>> begin Provided records

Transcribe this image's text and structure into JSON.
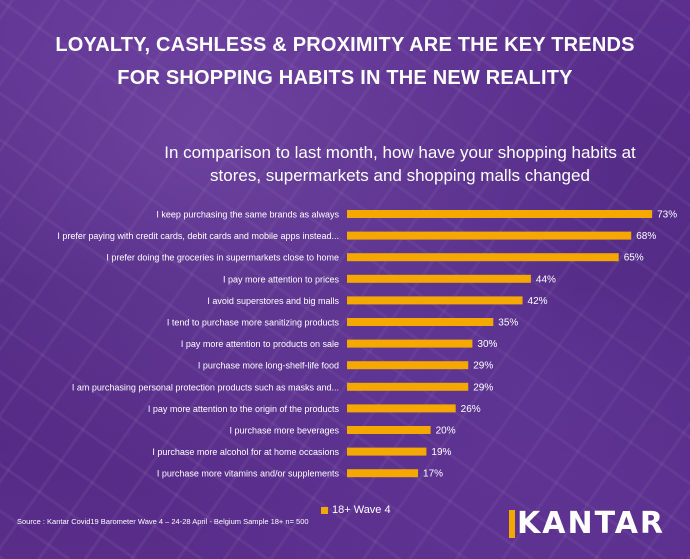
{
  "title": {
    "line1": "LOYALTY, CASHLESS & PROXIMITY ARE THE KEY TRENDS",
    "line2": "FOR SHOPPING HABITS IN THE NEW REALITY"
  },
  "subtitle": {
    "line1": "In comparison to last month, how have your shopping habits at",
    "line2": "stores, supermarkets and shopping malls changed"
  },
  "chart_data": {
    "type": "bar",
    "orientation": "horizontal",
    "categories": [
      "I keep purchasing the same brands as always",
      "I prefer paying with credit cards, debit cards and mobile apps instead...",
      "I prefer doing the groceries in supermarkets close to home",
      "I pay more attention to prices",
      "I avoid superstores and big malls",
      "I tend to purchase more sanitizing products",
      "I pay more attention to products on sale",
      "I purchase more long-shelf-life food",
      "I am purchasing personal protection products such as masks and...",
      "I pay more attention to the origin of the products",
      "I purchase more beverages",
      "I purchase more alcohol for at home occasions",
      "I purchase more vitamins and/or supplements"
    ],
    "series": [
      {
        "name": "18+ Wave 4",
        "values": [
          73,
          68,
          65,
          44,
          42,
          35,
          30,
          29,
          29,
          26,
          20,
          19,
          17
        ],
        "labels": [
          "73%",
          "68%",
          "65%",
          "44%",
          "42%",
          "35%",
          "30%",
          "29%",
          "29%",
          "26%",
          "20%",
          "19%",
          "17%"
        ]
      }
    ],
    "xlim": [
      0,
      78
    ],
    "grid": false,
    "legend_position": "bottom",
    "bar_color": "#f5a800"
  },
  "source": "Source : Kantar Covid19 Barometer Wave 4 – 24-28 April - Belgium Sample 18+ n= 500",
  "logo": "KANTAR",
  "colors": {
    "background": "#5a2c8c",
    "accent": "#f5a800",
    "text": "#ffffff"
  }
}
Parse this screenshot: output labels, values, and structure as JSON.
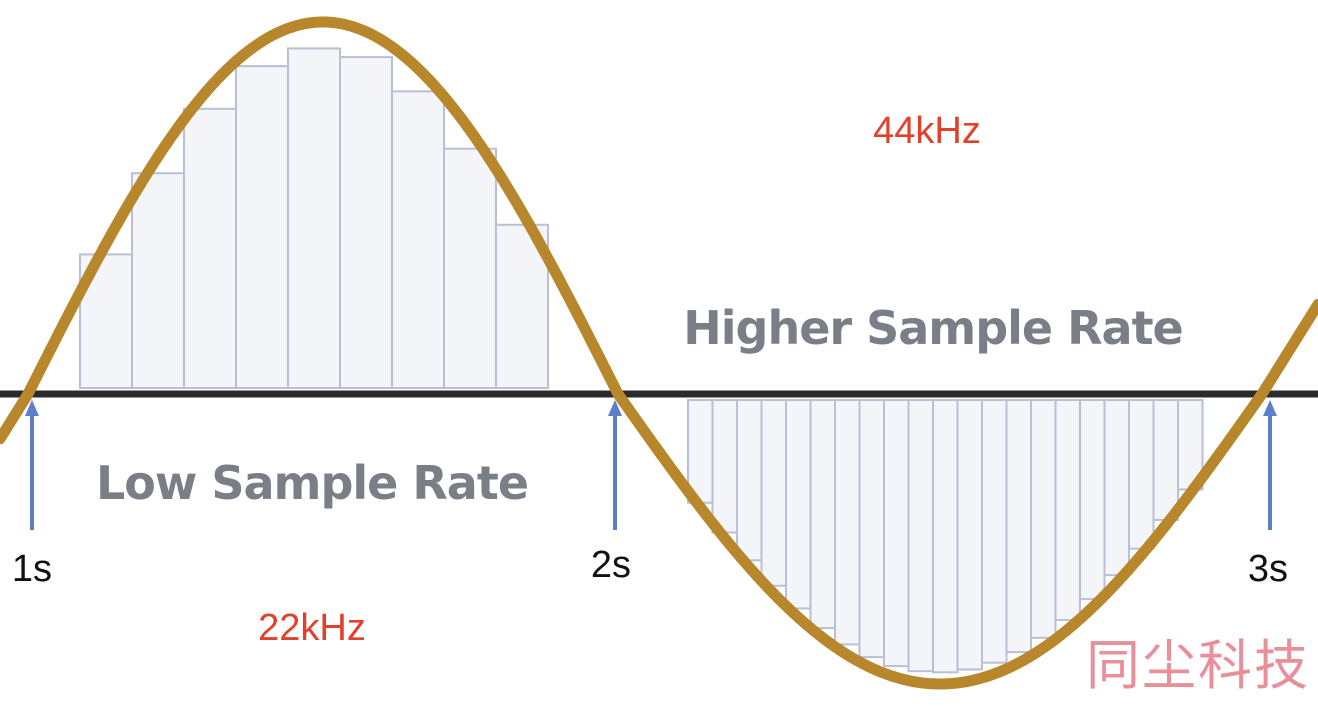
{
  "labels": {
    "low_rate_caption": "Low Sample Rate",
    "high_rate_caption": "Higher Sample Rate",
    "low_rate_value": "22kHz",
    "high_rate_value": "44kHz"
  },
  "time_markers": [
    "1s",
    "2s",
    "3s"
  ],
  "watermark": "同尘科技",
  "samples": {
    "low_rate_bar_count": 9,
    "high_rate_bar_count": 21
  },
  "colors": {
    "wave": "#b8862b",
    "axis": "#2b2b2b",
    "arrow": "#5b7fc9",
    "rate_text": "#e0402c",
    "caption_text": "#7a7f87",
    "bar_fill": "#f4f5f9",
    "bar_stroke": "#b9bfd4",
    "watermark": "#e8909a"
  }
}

>> end Provided records

What the exercise asks: Skip the pictures and copy exactly the lines from the one containing "Parse this screenshot: output" through the end of the material, both ends included.

Task output:
Parse this screenshot: output labels, values, and structure as JSON.
{
  "labels": {
    "low_rate_caption": "Low Sample Rate",
    "high_rate_caption": "Higher Sample Rate",
    "low_rate_value": "22kHz",
    "high_rate_value": "44kHz"
  },
  "time_markers": [
    "1s",
    "2s",
    "3s"
  ],
  "watermark": "同尘科技",
  "samples": {
    "low_rate_bar_count": 9,
    "high_rate_bar_count": 21
  },
  "colors": {
    "wave": "#b8862b",
    "axis": "#2b2b2b",
    "arrow": "#5b7fc9",
    "rate_text": "#e0402c",
    "caption_text": "#7a7f87",
    "bar_fill": "#f4f5f9",
    "bar_stroke": "#b9bfd4",
    "watermark": "#e8909a"
  }
}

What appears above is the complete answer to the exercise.